Begin Exercise data

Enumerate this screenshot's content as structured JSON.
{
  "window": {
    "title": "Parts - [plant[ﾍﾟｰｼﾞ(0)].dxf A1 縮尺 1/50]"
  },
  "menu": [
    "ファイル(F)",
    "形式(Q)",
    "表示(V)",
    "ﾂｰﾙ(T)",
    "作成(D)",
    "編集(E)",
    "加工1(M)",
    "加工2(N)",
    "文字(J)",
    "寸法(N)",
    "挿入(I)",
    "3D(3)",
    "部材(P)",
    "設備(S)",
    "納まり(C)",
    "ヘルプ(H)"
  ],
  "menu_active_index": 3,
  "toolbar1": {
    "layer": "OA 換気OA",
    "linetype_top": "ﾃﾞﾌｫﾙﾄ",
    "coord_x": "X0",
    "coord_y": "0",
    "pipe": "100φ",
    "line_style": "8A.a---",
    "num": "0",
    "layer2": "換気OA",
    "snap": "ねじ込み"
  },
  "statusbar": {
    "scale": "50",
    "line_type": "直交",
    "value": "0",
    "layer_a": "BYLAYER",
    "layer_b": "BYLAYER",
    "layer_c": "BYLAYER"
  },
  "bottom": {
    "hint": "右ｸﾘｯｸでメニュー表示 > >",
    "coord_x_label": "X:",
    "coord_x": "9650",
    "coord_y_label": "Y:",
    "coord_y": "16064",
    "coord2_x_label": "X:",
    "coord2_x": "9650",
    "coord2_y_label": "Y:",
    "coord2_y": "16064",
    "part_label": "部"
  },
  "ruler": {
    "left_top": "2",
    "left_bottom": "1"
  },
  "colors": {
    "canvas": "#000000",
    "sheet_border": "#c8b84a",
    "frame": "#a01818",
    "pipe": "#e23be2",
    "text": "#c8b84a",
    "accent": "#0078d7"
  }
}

End Exercise data
Begin Exercise data

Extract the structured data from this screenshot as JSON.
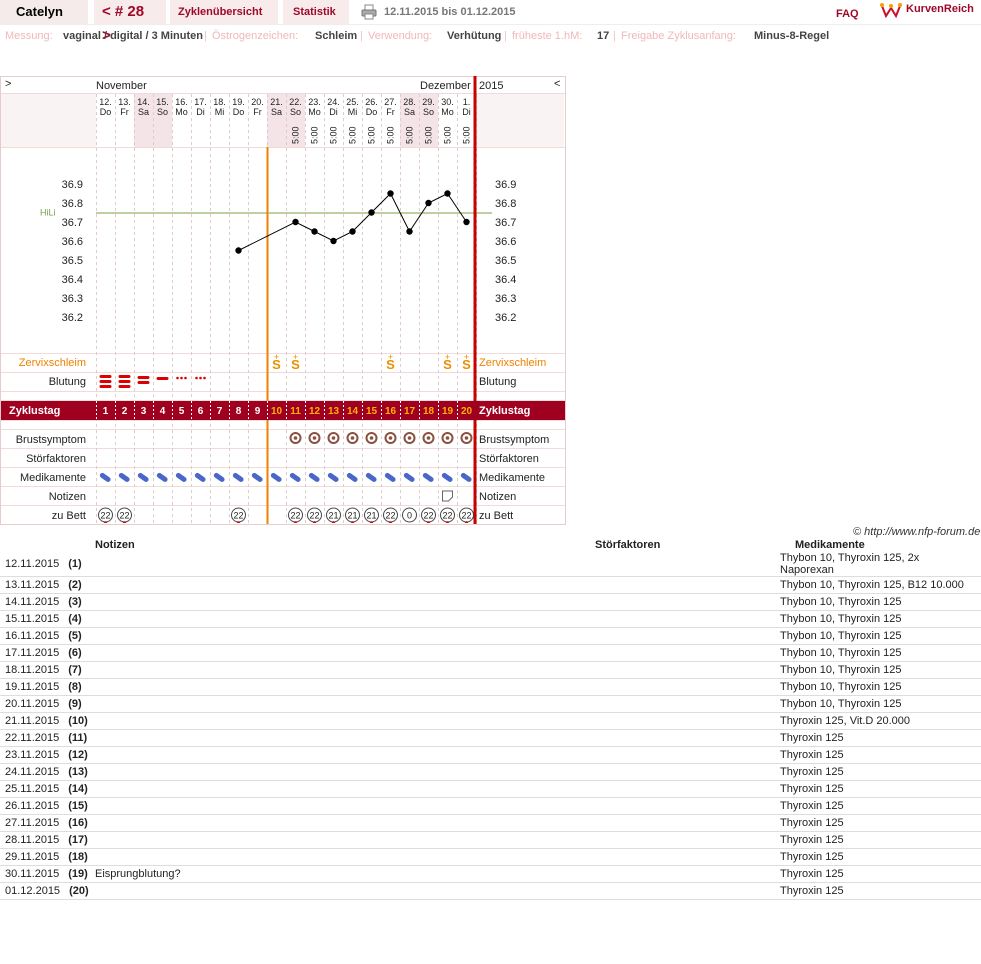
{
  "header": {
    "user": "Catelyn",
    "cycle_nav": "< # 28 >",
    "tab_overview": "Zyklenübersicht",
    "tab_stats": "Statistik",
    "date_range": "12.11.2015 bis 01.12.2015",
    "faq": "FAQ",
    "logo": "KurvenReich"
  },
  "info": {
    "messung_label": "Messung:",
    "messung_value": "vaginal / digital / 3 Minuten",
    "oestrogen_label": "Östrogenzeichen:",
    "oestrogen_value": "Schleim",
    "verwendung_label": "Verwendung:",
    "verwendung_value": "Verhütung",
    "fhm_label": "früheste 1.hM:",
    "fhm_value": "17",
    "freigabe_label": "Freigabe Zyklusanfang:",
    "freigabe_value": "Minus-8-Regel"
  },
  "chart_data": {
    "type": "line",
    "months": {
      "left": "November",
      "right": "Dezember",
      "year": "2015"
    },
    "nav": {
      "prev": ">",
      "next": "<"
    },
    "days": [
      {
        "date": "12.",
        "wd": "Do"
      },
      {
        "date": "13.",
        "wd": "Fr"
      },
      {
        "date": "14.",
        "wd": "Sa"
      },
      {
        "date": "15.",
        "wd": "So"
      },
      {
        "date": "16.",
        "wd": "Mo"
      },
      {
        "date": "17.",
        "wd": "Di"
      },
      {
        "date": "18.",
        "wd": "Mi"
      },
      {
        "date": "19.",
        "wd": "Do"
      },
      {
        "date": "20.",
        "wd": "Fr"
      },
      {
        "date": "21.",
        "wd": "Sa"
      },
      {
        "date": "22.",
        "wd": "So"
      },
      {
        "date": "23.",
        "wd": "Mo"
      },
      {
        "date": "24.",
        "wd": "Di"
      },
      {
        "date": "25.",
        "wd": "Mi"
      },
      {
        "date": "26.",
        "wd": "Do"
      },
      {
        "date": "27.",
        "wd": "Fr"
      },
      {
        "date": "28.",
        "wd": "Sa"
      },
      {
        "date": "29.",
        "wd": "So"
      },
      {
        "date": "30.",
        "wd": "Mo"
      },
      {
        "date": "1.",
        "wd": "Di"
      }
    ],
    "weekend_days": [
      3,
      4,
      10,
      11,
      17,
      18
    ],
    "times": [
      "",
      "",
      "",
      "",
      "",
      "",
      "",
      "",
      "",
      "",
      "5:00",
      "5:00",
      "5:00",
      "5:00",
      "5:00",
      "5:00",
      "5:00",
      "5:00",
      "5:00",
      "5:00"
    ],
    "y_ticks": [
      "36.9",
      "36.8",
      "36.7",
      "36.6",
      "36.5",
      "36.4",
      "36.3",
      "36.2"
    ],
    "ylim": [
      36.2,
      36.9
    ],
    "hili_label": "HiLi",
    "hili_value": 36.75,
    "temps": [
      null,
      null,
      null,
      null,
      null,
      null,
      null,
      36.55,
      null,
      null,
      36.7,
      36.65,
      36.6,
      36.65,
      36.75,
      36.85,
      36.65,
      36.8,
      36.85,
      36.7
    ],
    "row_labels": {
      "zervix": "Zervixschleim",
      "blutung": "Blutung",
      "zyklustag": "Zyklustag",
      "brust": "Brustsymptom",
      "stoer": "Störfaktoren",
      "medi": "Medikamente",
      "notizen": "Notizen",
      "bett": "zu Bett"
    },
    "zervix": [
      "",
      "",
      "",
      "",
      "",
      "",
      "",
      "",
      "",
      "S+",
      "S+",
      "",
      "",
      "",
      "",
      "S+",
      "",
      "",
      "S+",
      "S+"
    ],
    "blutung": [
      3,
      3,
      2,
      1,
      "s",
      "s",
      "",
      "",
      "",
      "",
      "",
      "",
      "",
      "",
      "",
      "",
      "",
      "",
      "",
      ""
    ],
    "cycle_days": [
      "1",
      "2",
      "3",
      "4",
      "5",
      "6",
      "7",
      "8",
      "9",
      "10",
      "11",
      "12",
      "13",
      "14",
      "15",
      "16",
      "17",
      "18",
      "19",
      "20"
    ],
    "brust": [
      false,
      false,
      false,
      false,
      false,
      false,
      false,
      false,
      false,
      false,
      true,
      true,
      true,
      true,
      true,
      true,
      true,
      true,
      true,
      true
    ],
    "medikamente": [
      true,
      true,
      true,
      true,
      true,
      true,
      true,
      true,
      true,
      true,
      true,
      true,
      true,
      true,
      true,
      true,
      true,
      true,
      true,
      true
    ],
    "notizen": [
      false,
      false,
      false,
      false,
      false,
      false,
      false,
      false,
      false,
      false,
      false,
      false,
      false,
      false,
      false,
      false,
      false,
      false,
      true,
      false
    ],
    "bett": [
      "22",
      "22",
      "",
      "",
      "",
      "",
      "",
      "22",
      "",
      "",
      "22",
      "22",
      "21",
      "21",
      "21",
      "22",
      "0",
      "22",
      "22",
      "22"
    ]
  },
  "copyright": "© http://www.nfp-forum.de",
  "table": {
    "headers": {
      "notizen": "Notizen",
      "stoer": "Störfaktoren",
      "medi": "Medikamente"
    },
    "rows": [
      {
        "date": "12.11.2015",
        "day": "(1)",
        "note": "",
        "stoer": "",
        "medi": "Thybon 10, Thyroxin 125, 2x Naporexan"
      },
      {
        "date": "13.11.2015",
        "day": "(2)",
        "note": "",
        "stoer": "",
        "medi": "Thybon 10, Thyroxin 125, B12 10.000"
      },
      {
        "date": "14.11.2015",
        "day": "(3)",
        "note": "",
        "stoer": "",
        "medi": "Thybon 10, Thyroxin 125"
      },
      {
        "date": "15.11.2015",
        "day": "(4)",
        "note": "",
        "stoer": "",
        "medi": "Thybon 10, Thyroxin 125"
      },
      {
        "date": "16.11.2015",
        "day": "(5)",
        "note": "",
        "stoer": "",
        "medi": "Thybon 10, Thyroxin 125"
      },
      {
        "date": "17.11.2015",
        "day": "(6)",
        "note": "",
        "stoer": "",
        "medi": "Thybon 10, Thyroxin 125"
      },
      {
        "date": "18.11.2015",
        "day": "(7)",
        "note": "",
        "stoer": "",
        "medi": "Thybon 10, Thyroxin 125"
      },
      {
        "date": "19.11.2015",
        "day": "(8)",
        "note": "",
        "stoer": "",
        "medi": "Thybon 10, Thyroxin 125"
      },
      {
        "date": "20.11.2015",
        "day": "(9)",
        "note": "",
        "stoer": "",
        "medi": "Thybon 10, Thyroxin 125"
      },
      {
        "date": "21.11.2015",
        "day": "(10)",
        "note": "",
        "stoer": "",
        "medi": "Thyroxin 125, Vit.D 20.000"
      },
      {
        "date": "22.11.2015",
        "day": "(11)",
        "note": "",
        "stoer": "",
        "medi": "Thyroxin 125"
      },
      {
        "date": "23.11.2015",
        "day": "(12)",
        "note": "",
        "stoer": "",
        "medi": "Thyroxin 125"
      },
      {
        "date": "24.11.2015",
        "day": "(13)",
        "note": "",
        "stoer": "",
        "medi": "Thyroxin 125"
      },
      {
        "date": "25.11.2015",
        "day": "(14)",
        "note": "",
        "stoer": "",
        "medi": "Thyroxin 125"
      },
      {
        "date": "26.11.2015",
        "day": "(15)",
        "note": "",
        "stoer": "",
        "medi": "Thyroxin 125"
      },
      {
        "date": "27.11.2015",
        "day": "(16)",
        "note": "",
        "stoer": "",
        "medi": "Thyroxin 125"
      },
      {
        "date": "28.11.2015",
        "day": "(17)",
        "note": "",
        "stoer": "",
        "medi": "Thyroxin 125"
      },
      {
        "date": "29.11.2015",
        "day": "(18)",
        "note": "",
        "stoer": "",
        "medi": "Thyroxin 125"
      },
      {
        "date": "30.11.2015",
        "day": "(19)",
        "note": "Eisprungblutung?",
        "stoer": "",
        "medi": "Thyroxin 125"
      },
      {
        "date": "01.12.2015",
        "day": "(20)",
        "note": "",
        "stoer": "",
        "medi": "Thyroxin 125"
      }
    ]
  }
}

End Exercise data
Begin Exercise data

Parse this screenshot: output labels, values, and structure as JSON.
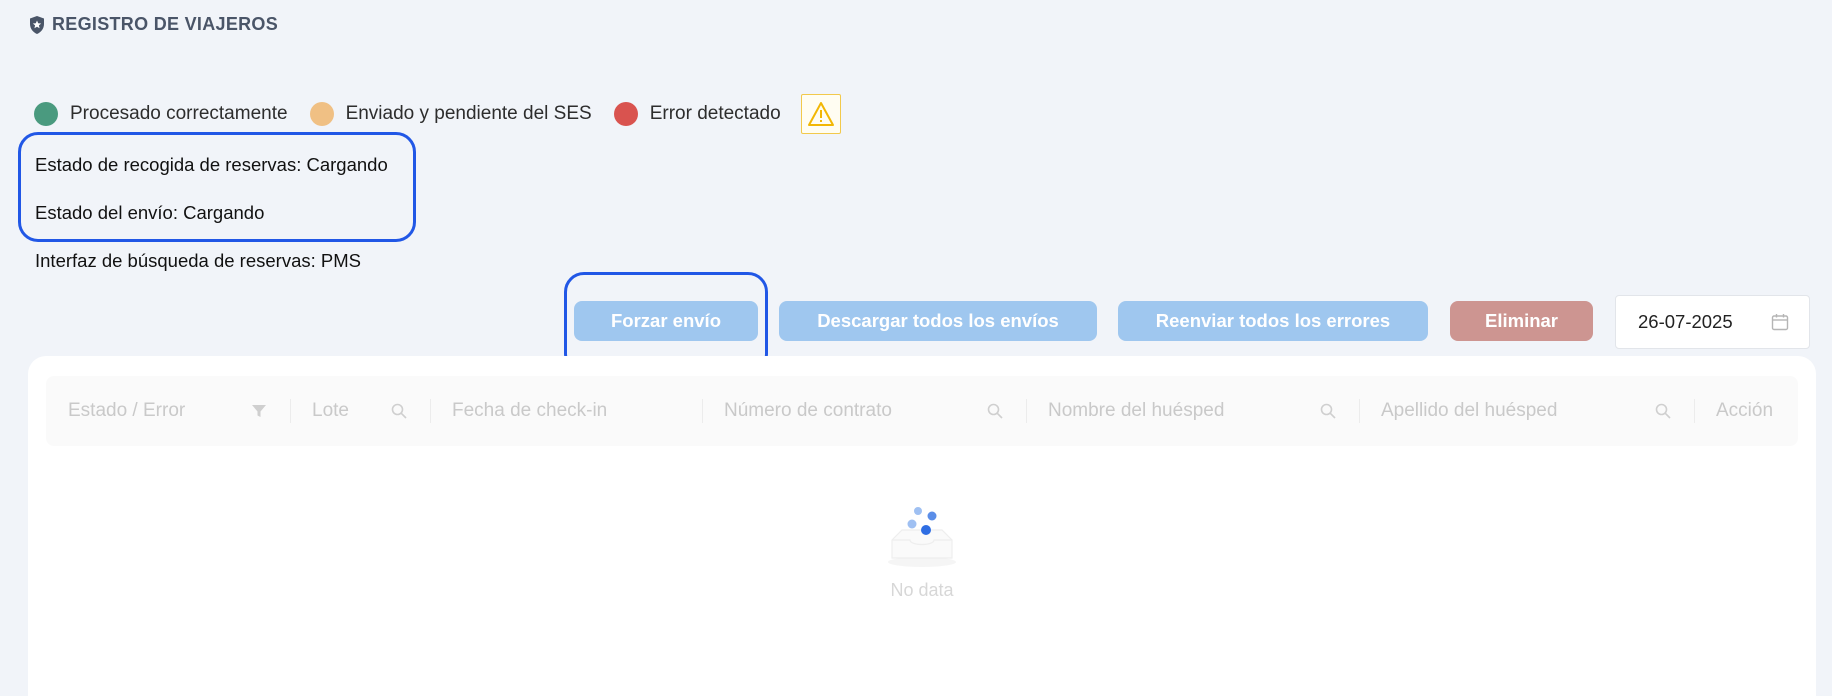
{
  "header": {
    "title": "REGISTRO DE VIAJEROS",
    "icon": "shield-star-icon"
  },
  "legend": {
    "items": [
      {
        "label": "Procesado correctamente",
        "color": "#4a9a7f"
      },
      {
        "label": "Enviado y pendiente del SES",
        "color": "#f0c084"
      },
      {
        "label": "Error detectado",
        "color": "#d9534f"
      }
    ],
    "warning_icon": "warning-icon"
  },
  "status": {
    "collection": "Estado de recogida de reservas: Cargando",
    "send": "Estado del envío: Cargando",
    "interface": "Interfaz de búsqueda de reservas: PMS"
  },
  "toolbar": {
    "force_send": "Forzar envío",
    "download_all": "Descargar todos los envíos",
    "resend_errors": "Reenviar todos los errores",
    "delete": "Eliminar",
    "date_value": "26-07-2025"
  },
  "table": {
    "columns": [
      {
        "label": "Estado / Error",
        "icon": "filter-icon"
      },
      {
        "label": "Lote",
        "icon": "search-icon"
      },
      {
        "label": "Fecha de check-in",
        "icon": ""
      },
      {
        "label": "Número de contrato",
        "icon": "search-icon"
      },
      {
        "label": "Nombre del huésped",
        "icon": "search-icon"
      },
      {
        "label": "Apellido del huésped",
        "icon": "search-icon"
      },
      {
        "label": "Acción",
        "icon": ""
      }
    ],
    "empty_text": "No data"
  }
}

End Exercise data

In the listing, find all lines with the string "Estado" and copy them.

• **The result**
    "collection": "Estado de recogida de reservas: Cargando",
    "send": "Estado del envío: Cargando",
        "label": "Estado / Error",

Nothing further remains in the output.